● Written problem: From the records below, extract all the text exactly and leave the images behind.

● Data entries:
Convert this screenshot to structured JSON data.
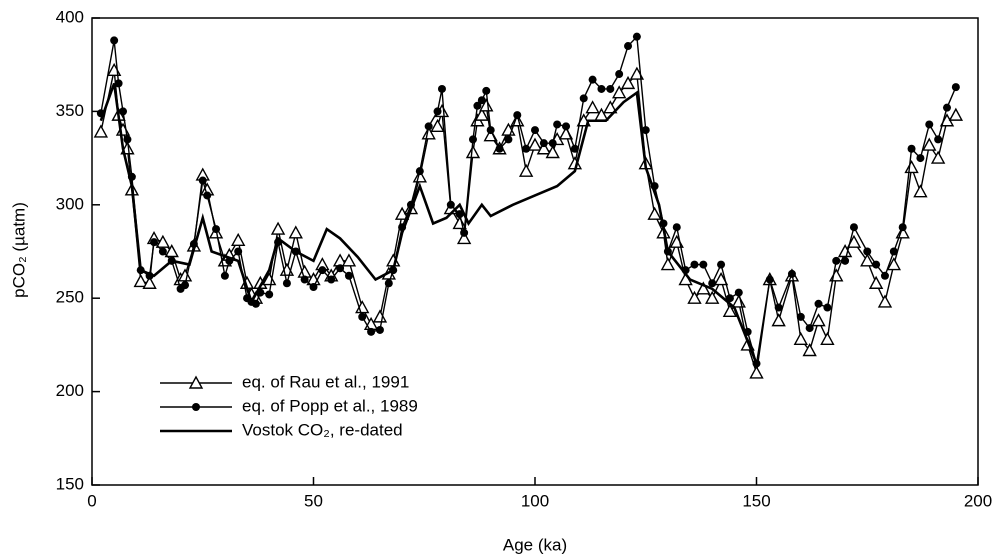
{
  "chart_data": {
    "type": "line",
    "x_label": "Age (ka)",
    "y_label": "pCO₂ (µatm)",
    "xlim": [
      0,
      200
    ],
    "xticks": [
      0,
      50,
      100,
      150,
      200
    ],
    "ylim": [
      150,
      400
    ],
    "yticks": [
      150,
      200,
      250,
      300,
      350,
      400
    ],
    "legend": "lower left",
    "series": [
      {
        "name": "eq. of Rau et al., 1991",
        "color": "#000000",
        "marker": "triangle",
        "x": [
          2,
          5,
          6,
          7,
          8,
          9,
          11,
          13,
          14,
          16,
          18,
          20,
          21,
          23,
          25,
          26,
          28,
          30,
          31,
          33,
          35,
          36,
          37,
          38,
          40,
          42,
          44,
          46,
          48,
          50,
          52,
          54,
          56,
          58,
          61,
          63,
          65,
          67,
          68,
          70,
          72,
          74,
          76,
          78,
          79,
          81,
          83,
          84,
          86,
          87,
          88,
          89,
          90,
          92,
          94,
          96,
          98,
          100,
          102,
          104,
          105,
          107,
          109,
          111,
          113,
          115,
          117,
          119,
          121,
          123,
          125,
          127,
          129,
          130,
          132,
          134,
          136,
          138,
          140,
          142,
          144,
          146,
          148,
          150,
          153,
          155,
          158,
          160,
          162,
          164,
          166,
          168,
          170,
          172,
          175,
          177,
          179,
          181,
          183,
          185,
          187,
          189,
          191,
          193,
          195
        ],
        "values": [
          339,
          372,
          348,
          340,
          330,
          308,
          259,
          258,
          282,
          280,
          275,
          260,
          262,
          278,
          316,
          308,
          285,
          270,
          273,
          281,
          258,
          252,
          250,
          258,
          260,
          287,
          265,
          285,
          264,
          260,
          268,
          262,
          270,
          270,
          245,
          236,
          240,
          263,
          270,
          295,
          298,
          315,
          338,
          342,
          350,
          298,
          290,
          282,
          328,
          345,
          348,
          353,
          337,
          330,
          340,
          345,
          318,
          332,
          330,
          328,
          335,
          338,
          322,
          345,
          352,
          348,
          352,
          360,
          365,
          370,
          322,
          295,
          285,
          268,
          280,
          260,
          250,
          255,
          250,
          260,
          243,
          248,
          225,
          210,
          260,
          238,
          262,
          228,
          222,
          238,
          228,
          262,
          275,
          280,
          270,
          258,
          248,
          268,
          285,
          320,
          307,
          332,
          325,
          345,
          348
        ]
      },
      {
        "name": "eq. of Popp et al., 1989",
        "color": "#000000",
        "marker": "circle",
        "x": [
          2,
          5,
          6,
          7,
          8,
          9,
          11,
          13,
          14,
          16,
          18,
          20,
          21,
          23,
          25,
          26,
          28,
          30,
          31,
          33,
          35,
          36,
          37,
          38,
          40,
          42,
          44,
          46,
          48,
          50,
          52,
          54,
          56,
          58,
          61,
          63,
          65,
          67,
          68,
          70,
          72,
          74,
          76,
          78,
          79,
          81,
          83,
          84,
          86,
          87,
          88,
          89,
          90,
          92,
          94,
          96,
          98,
          100,
          102,
          104,
          105,
          107,
          109,
          111,
          113,
          115,
          117,
          119,
          121,
          123,
          125,
          127,
          129,
          130,
          132,
          134,
          136,
          138,
          140,
          142,
          144,
          146,
          148,
          150,
          153,
          155,
          158,
          160,
          162,
          164,
          166,
          168,
          170,
          172,
          175,
          177,
          179,
          181,
          183,
          185,
          187,
          189,
          191,
          193,
          195
        ],
        "values": [
          349,
          388,
          365,
          350,
          335,
          315,
          265,
          262,
          280,
          275,
          270,
          255,
          257,
          279,
          313,
          305,
          287,
          262,
          270,
          275,
          250,
          248,
          247,
          253,
          252,
          280,
          258,
          275,
          260,
          256,
          265,
          260,
          266,
          262,
          240,
          232,
          233,
          258,
          265,
          288,
          300,
          318,
          342,
          350,
          362,
          300,
          295,
          285,
          335,
          353,
          356,
          361,
          340,
          330,
          335,
          348,
          330,
          340,
          333,
          333,
          343,
          342,
          330,
          357,
          367,
          362,
          362,
          370,
          385,
          390,
          340,
          310,
          290,
          275,
          288,
          265,
          268,
          268,
          258,
          268,
          250,
          253,
          232,
          215,
          260,
          245,
          263,
          240,
          234,
          247,
          245,
          270,
          270,
          288,
          275,
          268,
          262,
          275,
          288,
          330,
          325,
          343,
          335,
          352,
          363
        ]
      },
      {
        "name": "Vostok CO₂, re-dated",
        "color": "#000000",
        "marker": "none",
        "x": [
          2,
          5,
          7,
          9,
          11,
          14,
          18,
          22,
          25,
          27,
          33,
          36,
          40,
          42,
          46,
          50,
          53,
          56,
          60,
          64,
          68,
          70,
          74,
          77,
          80,
          83,
          85,
          88,
          90,
          95,
          100,
          105,
          109,
          112,
          116,
          120,
          123,
          125,
          128,
          130,
          135,
          140,
          145,
          150
        ],
        "values": [
          345,
          365,
          330,
          310,
          265,
          262,
          270,
          268,
          293,
          275,
          270,
          248,
          265,
          282,
          275,
          270,
          287,
          282,
          272,
          260,
          265,
          285,
          310,
          290,
          293,
          300,
          290,
          300,
          294,
          300,
          305,
          310,
          318,
          345,
          345,
          355,
          360,
          320,
          300,
          275,
          260,
          255,
          245,
          215
        ]
      }
    ]
  }
}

● Final answer:
Convert this screenshot to structured JSON data.
{
  "chart_data": {
    "type": "line",
    "x_label": "Age (ka)",
    "y_label": "pCO₂ (µatm)",
    "xlim": [
      0,
      200
    ],
    "xticks": [
      0,
      50,
      100,
      150,
      200
    ],
    "ylim": [
      150,
      400
    ],
    "yticks": [
      150,
      200,
      250,
      300,
      350,
      400
    ],
    "legend": "lower left",
    "series": [
      {
        "name": "eq. of Rau et al., 1991",
        "color": "#000000",
        "marker": "triangle",
        "x": [
          2,
          5,
          6,
          7,
          8,
          9,
          11,
          13,
          14,
          16,
          18,
          20,
          21,
          23,
          25,
          26,
          28,
          30,
          31,
          33,
          35,
          36,
          37,
          38,
          40,
          42,
          44,
          46,
          48,
          50,
          52,
          54,
          56,
          58,
          61,
          63,
          65,
          67,
          68,
          70,
          72,
          74,
          76,
          78,
          79,
          81,
          83,
          84,
          86,
          87,
          88,
          89,
          90,
          92,
          94,
          96,
          98,
          100,
          102,
          104,
          105,
          107,
          109,
          111,
          113,
          115,
          117,
          119,
          121,
          123,
          125,
          127,
          129,
          130,
          132,
          134,
          136,
          138,
          140,
          142,
          144,
          146,
          148,
          150,
          153,
          155,
          158,
          160,
          162,
          164,
          166,
          168,
          170,
          172,
          175,
          177,
          179,
          181,
          183,
          185,
          187,
          189,
          191,
          193,
          195
        ],
        "values": [
          339,
          372,
          348,
          340,
          330,
          308,
          259,
          258,
          282,
          280,
          275,
          260,
          262,
          278,
          316,
          308,
          285,
          270,
          273,
          281,
          258,
          252,
          250,
          258,
          260,
          287,
          265,
          285,
          264,
          260,
          268,
          262,
          270,
          270,
          245,
          236,
          240,
          263,
          270,
          295,
          298,
          315,
          338,
          342,
          350,
          298,
          290,
          282,
          328,
          345,
          348,
          353,
          337,
          330,
          340,
          345,
          318,
          332,
          330,
          328,
          335,
          338,
          322,
          345,
          352,
          348,
          352,
          360,
          365,
          370,
          322,
          295,
          285,
          268,
          280,
          260,
          250,
          255,
          250,
          260,
          243,
          248,
          225,
          210,
          260,
          238,
          262,
          228,
          222,
          238,
          228,
          262,
          275,
          280,
          270,
          258,
          248,
          268,
          285,
          320,
          307,
          332,
          325,
          345,
          348
        ]
      },
      {
        "name": "eq. of Popp et al., 1989",
        "color": "#000000",
        "marker": "circle",
        "x": [
          2,
          5,
          6,
          7,
          8,
          9,
          11,
          13,
          14,
          16,
          18,
          20,
          21,
          23,
          25,
          26,
          28,
          30,
          31,
          33,
          35,
          36,
          37,
          38,
          40,
          42,
          44,
          46,
          48,
          50,
          52,
          54,
          56,
          58,
          61,
          63,
          65,
          67,
          68,
          70,
          72,
          74,
          76,
          78,
          79,
          81,
          83,
          84,
          86,
          87,
          88,
          89,
          90,
          92,
          94,
          96,
          98,
          100,
          102,
          104,
          105,
          107,
          109,
          111,
          113,
          115,
          117,
          119,
          121,
          123,
          125,
          127,
          129,
          130,
          132,
          134,
          136,
          138,
          140,
          142,
          144,
          146,
          148,
          150,
          153,
          155,
          158,
          160,
          162,
          164,
          166,
          168,
          170,
          172,
          175,
          177,
          179,
          181,
          183,
          185,
          187,
          189,
          191,
          193,
          195
        ],
        "values": [
          349,
          388,
          365,
          350,
          335,
          315,
          265,
          262,
          280,
          275,
          270,
          255,
          257,
          279,
          313,
          305,
          287,
          262,
          270,
          275,
          250,
          248,
          247,
          253,
          252,
          280,
          258,
          275,
          260,
          256,
          265,
          260,
          266,
          262,
          240,
          232,
          233,
          258,
          265,
          288,
          300,
          318,
          342,
          350,
          362,
          300,
          295,
          285,
          335,
          353,
          356,
          361,
          340,
          330,
          335,
          348,
          330,
          340,
          333,
          333,
          343,
          342,
          330,
          357,
          367,
          362,
          362,
          370,
          385,
          390,
          340,
          310,
          290,
          275,
          288,
          265,
          268,
          268,
          258,
          268,
          250,
          253,
          232,
          215,
          260,
          245,
          263,
          240,
          234,
          247,
          245,
          270,
          270,
          288,
          275,
          268,
          262,
          275,
          288,
          330,
          325,
          343,
          335,
          352,
          363
        ]
      },
      {
        "name": "Vostok CO₂, re-dated",
        "color": "#000000",
        "marker": "none",
        "x": [
          2,
          5,
          7,
          9,
          11,
          14,
          18,
          22,
          25,
          27,
          33,
          36,
          40,
          42,
          46,
          50,
          53,
          56,
          60,
          64,
          68,
          70,
          74,
          77,
          80,
          83,
          85,
          88,
          90,
          95,
          100,
          105,
          109,
          112,
          116,
          120,
          123,
          125,
          128,
          130,
          135,
          140,
          145,
          150
        ],
        "values": [
          345,
          365,
          330,
          310,
          265,
          262,
          270,
          268,
          293,
          275,
          270,
          248,
          265,
          282,
          275,
          270,
          287,
          282,
          272,
          260,
          265,
          285,
          310,
          290,
          293,
          300,
          290,
          300,
          294,
          300,
          305,
          310,
          318,
          345,
          345,
          355,
          360,
          320,
          300,
          275,
          260,
          255,
          245,
          215
        ]
      }
    ]
  }
}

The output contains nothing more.